=== To be done ===
Type out the records that follow, exactly as given.

--- Start ---

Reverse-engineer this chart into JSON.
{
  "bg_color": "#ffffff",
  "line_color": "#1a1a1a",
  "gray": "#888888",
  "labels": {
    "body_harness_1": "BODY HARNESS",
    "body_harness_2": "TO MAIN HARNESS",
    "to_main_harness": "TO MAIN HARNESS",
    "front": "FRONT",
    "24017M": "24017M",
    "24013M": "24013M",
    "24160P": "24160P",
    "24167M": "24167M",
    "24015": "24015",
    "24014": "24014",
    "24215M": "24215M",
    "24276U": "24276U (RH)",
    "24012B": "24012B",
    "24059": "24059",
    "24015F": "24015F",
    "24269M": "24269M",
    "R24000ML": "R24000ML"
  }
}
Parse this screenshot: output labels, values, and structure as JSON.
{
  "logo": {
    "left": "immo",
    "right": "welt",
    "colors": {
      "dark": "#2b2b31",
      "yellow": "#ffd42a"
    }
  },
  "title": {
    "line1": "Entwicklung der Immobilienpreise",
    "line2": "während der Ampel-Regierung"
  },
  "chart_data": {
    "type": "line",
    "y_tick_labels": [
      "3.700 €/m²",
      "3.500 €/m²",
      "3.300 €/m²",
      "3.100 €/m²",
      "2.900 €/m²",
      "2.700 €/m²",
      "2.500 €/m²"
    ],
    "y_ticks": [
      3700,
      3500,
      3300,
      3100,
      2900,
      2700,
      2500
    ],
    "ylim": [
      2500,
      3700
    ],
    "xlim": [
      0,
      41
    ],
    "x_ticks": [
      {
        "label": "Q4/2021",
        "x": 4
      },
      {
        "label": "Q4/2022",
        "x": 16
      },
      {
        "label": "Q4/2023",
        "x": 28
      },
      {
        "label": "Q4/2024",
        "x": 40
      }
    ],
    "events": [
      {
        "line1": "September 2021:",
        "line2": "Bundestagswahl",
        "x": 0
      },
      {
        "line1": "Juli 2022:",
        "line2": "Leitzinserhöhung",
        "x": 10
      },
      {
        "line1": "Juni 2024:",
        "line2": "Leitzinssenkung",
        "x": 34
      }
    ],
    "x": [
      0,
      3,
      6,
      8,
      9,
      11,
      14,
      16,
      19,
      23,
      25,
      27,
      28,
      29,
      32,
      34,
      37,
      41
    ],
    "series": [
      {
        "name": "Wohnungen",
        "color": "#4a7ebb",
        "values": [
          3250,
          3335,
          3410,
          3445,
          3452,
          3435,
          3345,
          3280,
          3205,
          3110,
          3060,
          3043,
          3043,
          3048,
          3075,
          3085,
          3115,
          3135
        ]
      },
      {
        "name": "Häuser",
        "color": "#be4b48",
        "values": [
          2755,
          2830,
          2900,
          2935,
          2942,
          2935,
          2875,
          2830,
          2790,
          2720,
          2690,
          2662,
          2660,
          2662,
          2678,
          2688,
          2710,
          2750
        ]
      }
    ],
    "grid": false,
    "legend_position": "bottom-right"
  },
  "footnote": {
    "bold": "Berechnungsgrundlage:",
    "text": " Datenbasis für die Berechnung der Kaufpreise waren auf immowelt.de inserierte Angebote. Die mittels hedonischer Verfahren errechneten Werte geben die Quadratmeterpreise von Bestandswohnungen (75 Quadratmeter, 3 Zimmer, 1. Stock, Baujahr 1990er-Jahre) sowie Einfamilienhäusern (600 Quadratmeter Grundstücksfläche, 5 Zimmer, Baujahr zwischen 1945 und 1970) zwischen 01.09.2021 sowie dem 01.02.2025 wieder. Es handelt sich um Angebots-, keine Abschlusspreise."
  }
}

--- End ---

=== Output for this task ===
Reverse-engineer this chart into JSON.
{
  "bg_color": "#ffffff",
  "line_color": "#1a1a1a",
  "gray": "#888888",
  "labels": {
    "body_harness_1": "BODY HARNESS",
    "body_harness_2": "TO MAIN HARNESS",
    "to_main_harness": "TO MAIN HARNESS",
    "front": "FRONT",
    "24017M": "24017M",
    "24013M": "24013M",
    "24160P": "24160P",
    "24167M": "24167M",
    "24015": "24015",
    "24014": "24014",
    "24215M": "24215M",
    "24276U": "24276U (RH)",
    "24012B": "24012B",
    "24059": "24059",
    "24015F": "24015F",
    "24269M": "24269M",
    "R24000ML": "R24000ML"
  }
}
Parse this screenshot: output labels, values, and structure as JSON.
{
  "logo": {
    "left": "immo",
    "right": "welt",
    "colors": {
      "dark": "#2b2b31",
      "yellow": "#ffd42a"
    }
  },
  "title": {
    "line1": "Entwicklung der Immobilienpreise",
    "line2": "während der Ampel-Regierung"
  },
  "chart_data": {
    "type": "line",
    "y_tick_labels": [
      "3.700 €/m²",
      "3.500 €/m²",
      "3.300 €/m²",
      "3.100 €/m²",
      "2.900 €/m²",
      "2.700 €/m²",
      "2.500 €/m²"
    ],
    "y_ticks": [
      3700,
      3500,
      3300,
      3100,
      2900,
      2700,
      2500
    ],
    "ylim": [
      2500,
      3700
    ],
    "xlim": [
      0,
      41
    ],
    "x_ticks": [
      {
        "label": "Q4/2021",
        "x": 4
      },
      {
        "label": "Q4/2022",
        "x": 16
      },
      {
        "label": "Q4/2023",
        "x": 28
      },
      {
        "label": "Q4/2024",
        "x": 40
      }
    ],
    "events": [
      {
        "line1": "September 2021:",
        "line2": "Bundestagswahl",
        "x": 0
      },
      {
        "line1": "Juli 2022:",
        "line2": "Leitzinserhöhung",
        "x": 10
      },
      {
        "line1": "Juni 2024:",
        "line2": "Leitzinssenkung",
        "x": 34
      }
    ],
    "x": [
      0,
      3,
      6,
      8,
      9,
      11,
      14,
      16,
      19,
      23,
      25,
      27,
      28,
      29,
      32,
      34,
      37,
      41
    ],
    "series": [
      {
        "name": "Wohnungen",
        "color": "#4a7ebb",
        "values": [
          3250,
          3335,
          3410,
          3445,
          3452,
          3435,
          3345,
          3280,
          3205,
          3110,
          3060,
          3043,
          3043,
          3048,
          3075,
          3085,
          3115,
          3135
        ]
      },
      {
        "name": "Häuser",
        "color": "#be4b48",
        "values": [
          2755,
          2830,
          2900,
          2935,
          2942,
          2935,
          2875,
          2830,
          2790,
          2720,
          2690,
          2662,
          2660,
          2662,
          2678,
          2688,
          2710,
          2750
        ]
      }
    ],
    "grid": false,
    "legend_position": "bottom-right"
  },
  "footnote": {
    "bold": "Berechnungsgrundlage:",
    "text": " Datenbasis für die Berechnung der Kaufpreise waren auf immowelt.de inserierte Angebote. Die mittels hedonischer Verfahren errechneten Werte geben die Quadratmeterpreise von Bestandswohnungen (75 Quadratmeter, 3 Zimmer, 1. Stock, Baujahr 1990er-Jahre) sowie Einfamilienhäusern (600 Quadratmeter Grundstücksfläche, 5 Zimmer, Baujahr zwischen 1945 und 1970) zwischen 01.09.2021 sowie dem 01.02.2025 wieder. Es handelt sich um Angebots-, keine Abschlusspreise."
  }
}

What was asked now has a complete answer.